Image region annotations
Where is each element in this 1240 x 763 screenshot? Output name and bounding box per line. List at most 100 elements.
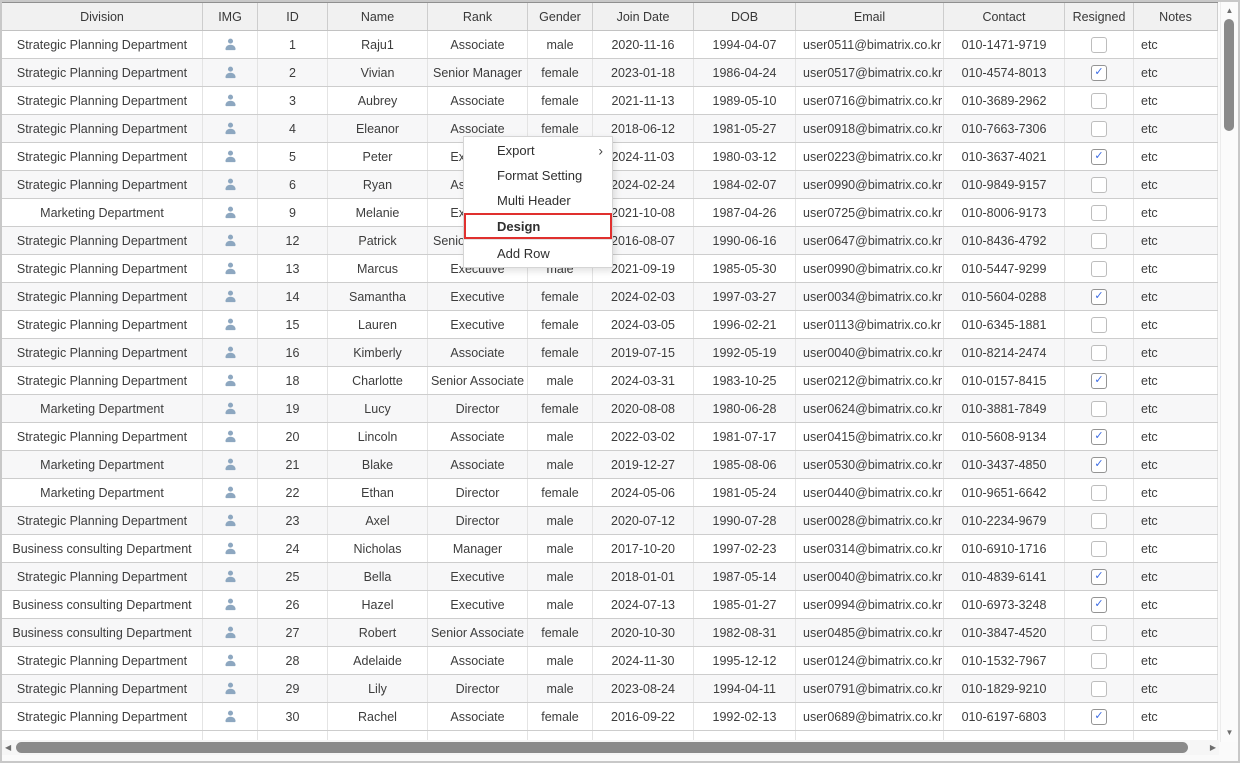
cell-img[interactable] [203, 647, 258, 674]
cell-dob[interactable]: 1992-05-19 [694, 339, 796, 366]
resigned-checkbox[interactable]: ✓ [1091, 65, 1107, 81]
menu-item-add-row[interactable]: Add Row [464, 239, 612, 266]
cell-rank[interactable]: Manager [428, 535, 528, 562]
vertical-scrollbar[interactable]: ▲ ▼ [1220, 2, 1238, 742]
cell-email[interactable]: user0040@bimatrix.co.kr [796, 563, 944, 590]
cell-dob[interactable]: 1987-04-26 [694, 199, 796, 226]
cell-division[interactable]: Marketing Department [2, 479, 203, 506]
cell-division[interactable]: Business consulting Department [2, 619, 203, 646]
cell-img[interactable] [203, 367, 258, 394]
cell-dob[interactable]: 1994-04-11 [694, 675, 796, 702]
cell-resigned[interactable]: ✓ [1065, 59, 1134, 86]
cell-contact[interactable]: 010-9849-9157 [944, 171, 1065, 198]
cell-email[interactable]: user0689@bimatrix.co.kr [796, 703, 944, 730]
column-header-img[interactable]: IMG [203, 3, 258, 30]
cell-name[interactable]: Lily [328, 675, 428, 702]
cell-img[interactable] [203, 143, 258, 170]
cell-join-date[interactable]: 2020-11-16 [593, 31, 694, 58]
cell-img[interactable] [203, 619, 258, 646]
cell-resigned[interactable] [1065, 535, 1134, 562]
cell-img[interactable] [203, 507, 258, 534]
cell-gender[interactable]: female [528, 339, 593, 366]
resigned-checkbox[interactable]: ✓ [1091, 373, 1107, 389]
cell-dob[interactable]: 1987-05-14 [694, 563, 796, 590]
cell-name[interactable]: Patrick [328, 227, 428, 254]
cell-gender[interactable]: female [528, 311, 593, 338]
cell-gender[interactable]: male [528, 563, 593, 590]
cell-contact[interactable]: 010-0157-8415 [944, 367, 1065, 394]
cell-notes[interactable]: etc [1134, 703, 1218, 730]
cell-name[interactable]: Nicholas [328, 535, 428, 562]
cell-gender[interactable]: male [528, 367, 593, 394]
cell-gender[interactable]: female [528, 395, 593, 422]
cell-img[interactable] [203, 171, 258, 198]
cell-notes[interactable]: etc [1134, 255, 1218, 282]
cell-gender[interactable]: male [528, 31, 593, 58]
cell-division[interactable]: Strategic Planning Department [2, 87, 203, 114]
cell-resigned[interactable]: ✓ [1065, 143, 1134, 170]
cell-division[interactable]: Strategic Planning Department [2, 227, 203, 254]
cell-name[interactable]: Lucy [328, 395, 428, 422]
resigned-checkbox[interactable]: ✓ [1091, 149, 1107, 165]
cell-gender[interactable]: female [528, 87, 593, 114]
cell-gender[interactable]: female [528, 619, 593, 646]
scroll-down-icon[interactable]: ▼ [1221, 726, 1238, 740]
cell-division[interactable]: Strategic Planning Department [2, 255, 203, 282]
cell-division[interactable]: Business consulting Department [2, 591, 203, 618]
cell-notes[interactable]: etc [1134, 535, 1218, 562]
cell-gender[interactable]: male [528, 675, 593, 702]
cell-notes[interactable]: etc [1134, 619, 1218, 646]
cell-name[interactable]: Ryan [328, 171, 428, 198]
cell-resigned[interactable] [1065, 675, 1134, 702]
cell-resigned[interactable] [1065, 171, 1134, 198]
horizontal-scrollbar[interactable]: ◀ ▶ [2, 740, 1219, 755]
cell-contact[interactable]: 010-3689-2962 [944, 87, 1065, 114]
cell-resigned[interactable]: ✓ [1065, 703, 1134, 730]
cell-email[interactable]: user0440@bimatrix.co.kr [796, 479, 944, 506]
cell-id[interactable]: 23 [258, 507, 328, 534]
cell-resigned[interactable] [1065, 395, 1134, 422]
resigned-checkbox[interactable]: ✓ [1091, 709, 1107, 725]
horizontal-scrollbar-thumb[interactable] [16, 742, 1188, 753]
cell-id[interactable]: 13 [258, 255, 328, 282]
cell-rank[interactable]: Associate [428, 647, 528, 674]
cell-notes[interactable]: etc [1134, 675, 1218, 702]
cell-name[interactable]: Ethan [328, 479, 428, 506]
cell-id[interactable]: 24 [258, 535, 328, 562]
cell-name[interactable]: Lauren [328, 311, 428, 338]
cell-division[interactable]: Strategic Planning Department [2, 143, 203, 170]
cell-gender[interactable]: female [528, 703, 593, 730]
cell-gender[interactable]: male [528, 507, 593, 534]
cell-name[interactable]: Marcus [328, 255, 428, 282]
cell-contact[interactable]: 010-6345-1881 [944, 311, 1065, 338]
cell-id[interactable]: 18 [258, 367, 328, 394]
cell-join-date[interactable]: 2019-12-27 [593, 451, 694, 478]
cell-email[interactable]: user0530@bimatrix.co.kr [796, 451, 944, 478]
cell-gender[interactable]: female [528, 479, 593, 506]
cell-notes[interactable]: etc [1134, 143, 1218, 170]
column-header-notes[interactable]: Notes [1134, 3, 1218, 30]
cell-gender[interactable]: male [528, 535, 593, 562]
cell-join-date[interactable]: 2020-08-08 [593, 395, 694, 422]
cell-email[interactable]: user0918@bimatrix.co.kr [796, 115, 944, 142]
cell-id[interactable]: 16 [258, 339, 328, 366]
cell-division[interactable]: Business consulting Department [2, 535, 203, 562]
cell-division[interactable]: Marketing Department [2, 451, 203, 478]
cell-id[interactable]: 26 [258, 591, 328, 618]
resigned-checkbox[interactable]: ✓ [1091, 457, 1107, 473]
cell-id[interactable]: 2 [258, 59, 328, 86]
cell-contact[interactable]: 010-6973-3248 [944, 591, 1065, 618]
cell-resigned[interactable]: ✓ [1065, 591, 1134, 618]
cell-notes[interactable]: etc [1134, 283, 1218, 310]
cell-rank[interactable]: Associate [428, 31, 528, 58]
cell-email[interactable]: user0223@bimatrix.co.kr [796, 143, 944, 170]
cell-division[interactable]: Strategic Planning Department [2, 339, 203, 366]
cell-join-date[interactable]: 2017-10-20 [593, 535, 694, 562]
cell-name[interactable]: Kimberly [328, 339, 428, 366]
cell-contact[interactable]: 010-9651-6642 [944, 479, 1065, 506]
cell-notes[interactable]: etc [1134, 479, 1218, 506]
cell-rank[interactable]: Executive [428, 591, 528, 618]
cell-id[interactable]: 9 [258, 199, 328, 226]
resigned-checkbox[interactable] [1091, 541, 1107, 557]
cell-notes[interactable]: etc [1134, 339, 1218, 366]
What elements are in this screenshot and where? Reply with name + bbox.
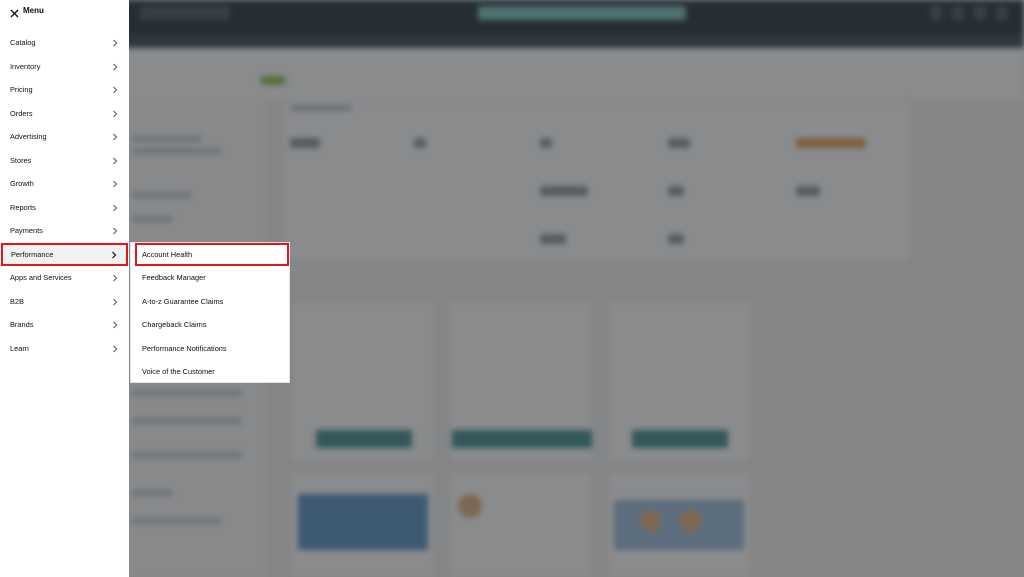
menu-item-reports[interactable]: Reports <box>0 196 129 220</box>
submenu-item-label: Account Health <box>142 250 193 259</box>
menu-item-label: Growth <box>10 179 34 188</box>
menu-item-b2b[interactable]: B2B <box>0 290 129 314</box>
chevron-right-icon <box>111 55 119 79</box>
submenu-item-label: A-to-z Guarantee Claims <box>142 296 224 306</box>
menu-header: Menu <box>0 0 129 26</box>
submenu-item-feedback-manager[interactable]: Feedback Manager <box>131 266 289 289</box>
menu-item-payments[interactable]: Payments <box>0 219 129 243</box>
menu-item-label: Orders <box>10 108 33 118</box>
submenu-item-label: Performance Notifications <box>142 343 227 353</box>
menu-item-label: Inventory <box>10 61 41 71</box>
chevron-right-icon <box>111 219 119 243</box>
submenu-item-label: Feedback Manager <box>142 273 206 283</box>
menu-item-label: Pricing <box>10 85 33 94</box>
submenu-item-account-health[interactable]: Account Health <box>135 243 289 267</box>
menu-item-label: Brands <box>10 320 34 329</box>
submenu-item-a-to-z-claims[interactable]: A-to-z Guarantee Claims <box>131 290 289 313</box>
close-icon[interactable] <box>9 6 20 18</box>
menu-item-label: Advertising <box>10 132 47 141</box>
menu-item-inventory[interactable]: Inventory <box>0 55 129 79</box>
chevron-right-icon <box>111 313 119 337</box>
menu-item-label: Payments <box>10 226 43 235</box>
chevron-right-icon <box>111 337 119 361</box>
menu-title: Menu <box>23 6 44 15</box>
chevron-right-icon <box>111 78 119 102</box>
chevron-right-icon <box>111 102 119 126</box>
menu-item-brands[interactable]: Brands <box>0 313 129 337</box>
navigation-menu: Menu Catalog Inventory Pricing Orders Ad… <box>0 0 129 577</box>
chevron-right-icon <box>111 31 119 55</box>
menu-item-apps-and-services[interactable]: Apps and Services <box>0 266 129 290</box>
menu-item-growth[interactable]: Growth <box>0 172 129 196</box>
submenu-item-label: Chargeback Claims <box>142 320 207 330</box>
chevron-right-icon <box>111 290 119 314</box>
menu-list: Catalog Inventory Pricing Orders Adverti… <box>0 31 129 360</box>
chevron-right-icon <box>111 172 119 196</box>
chevron-right-icon <box>110 243 118 267</box>
menu-item-label: Apps and Services <box>10 273 72 282</box>
menu-item-label: Stores <box>10 155 32 165</box>
submenu-item-label: Voice of the Customer <box>142 366 215 376</box>
submenu-item-voice-of-the-customer[interactable]: Voice of the Customer <box>131 360 289 383</box>
menu-item-label: Catalog <box>10 38 36 47</box>
menu-item-performance[interactable]: Performance <box>1 242 128 267</box>
menu-item-pricing[interactable]: Pricing <box>0 78 129 102</box>
chevron-right-icon <box>111 125 119 149</box>
submenu-item-performance-notifications[interactable]: Performance Notifications <box>131 337 289 360</box>
performance-submenu: Account Health Feedback Manager A-to-z G… <box>130 242 290 383</box>
menu-item-label: Performance <box>11 249 54 259</box>
menu-item-advertising[interactable]: Advertising <box>0 125 129 149</box>
submenu-item-chargeback-claims[interactable]: Chargeback Claims <box>131 313 289 336</box>
menu-item-label: Learn <box>10 343 29 353</box>
menu-item-label: Reports <box>10 202 36 212</box>
menu-item-learn[interactable]: Learn <box>0 337 129 361</box>
chevron-right-icon <box>111 266 119 290</box>
menu-item-orders[interactable]: Orders <box>0 102 129 126</box>
chevron-right-icon <box>111 196 119 220</box>
chevron-right-icon <box>111 149 119 173</box>
submenu-list: Account Health Feedback Manager A-to-z G… <box>131 243 289 383</box>
menu-item-label: B2B <box>10 296 24 306</box>
menu-item-catalog[interactable]: Catalog <box>0 31 129 55</box>
menu-item-stores[interactable]: Stores <box>0 149 129 173</box>
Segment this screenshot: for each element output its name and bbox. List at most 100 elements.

> **Task goal**: Quote the lines from the entries verbatim, starting with the line that contains "menu-item-reports[interactable]: Reports <box>0" and going on through the line that contains "menu-list: Catalog Inventory", with both of those lines included.

> **Solution to this task**:
menu-item-reports[interactable]: Reports <box>0 196 129 220</box>
submenu-item-label: Account Health <box>142 250 193 259</box>
menu-item-label: Growth <box>10 179 34 188</box>
menu-item-b2b[interactable]: B2B <box>0 290 129 314</box>
chevron-right-icon <box>111 55 119 79</box>
submenu-item-label: A-to-z Guarantee Claims <box>142 296 224 306</box>
menu-header: Menu <box>0 0 129 26</box>
submenu-item-feedback-manager[interactable]: Feedback Manager <box>131 266 289 289</box>
menu-item-payments[interactable]: Payments <box>0 219 129 243</box>
menu-item-label: Orders <box>10 108 33 118</box>
submenu-item-label: Performance Notifications <box>142 343 227 353</box>
menu-item-label: Inventory <box>10 61 41 71</box>
chevron-right-icon <box>111 219 119 243</box>
submenu-item-label: Feedback Manager <box>142 273 206 283</box>
menu-item-label: Pricing <box>10 85 33 94</box>
submenu-item-account-health[interactable]: Account Health <box>135 243 289 267</box>
menu-item-label: Brands <box>10 320 34 329</box>
submenu-item-a-to-z-claims[interactable]: A-to-z Guarantee Claims <box>131 290 289 313</box>
close-icon[interactable] <box>9 6 20 18</box>
menu-item-label: Advertising <box>10 132 47 141</box>
menu-item-inventory[interactable]: Inventory <box>0 55 129 79</box>
chevron-right-icon <box>111 313 119 337</box>
menu-item-label: Payments <box>10 226 43 235</box>
chevron-right-icon <box>111 337 119 361</box>
menu-title: Menu <box>23 6 44 15</box>
chevron-right-icon <box>111 78 119 102</box>
chevron-right-icon <box>111 102 119 126</box>
menu-item-brands[interactable]: Brands <box>0 313 129 337</box>
navigation-menu: Menu Catalog Inventory Pricing Orders Ad… <box>0 0 129 577</box>
chevron-right-icon <box>111 31 119 55</box>
menu-item-apps-and-services[interactable]: Apps and Services <box>0 266 129 290</box>
menu-item-growth[interactable]: Growth <box>0 172 129 196</box>
submenu-item-label: Chargeback Claims <box>142 320 207 330</box>
chevron-right-icon <box>111 290 119 314</box>
menu-list: Catalog Inventory Pricing Orders Adverti… <box>0 31 129 360</box>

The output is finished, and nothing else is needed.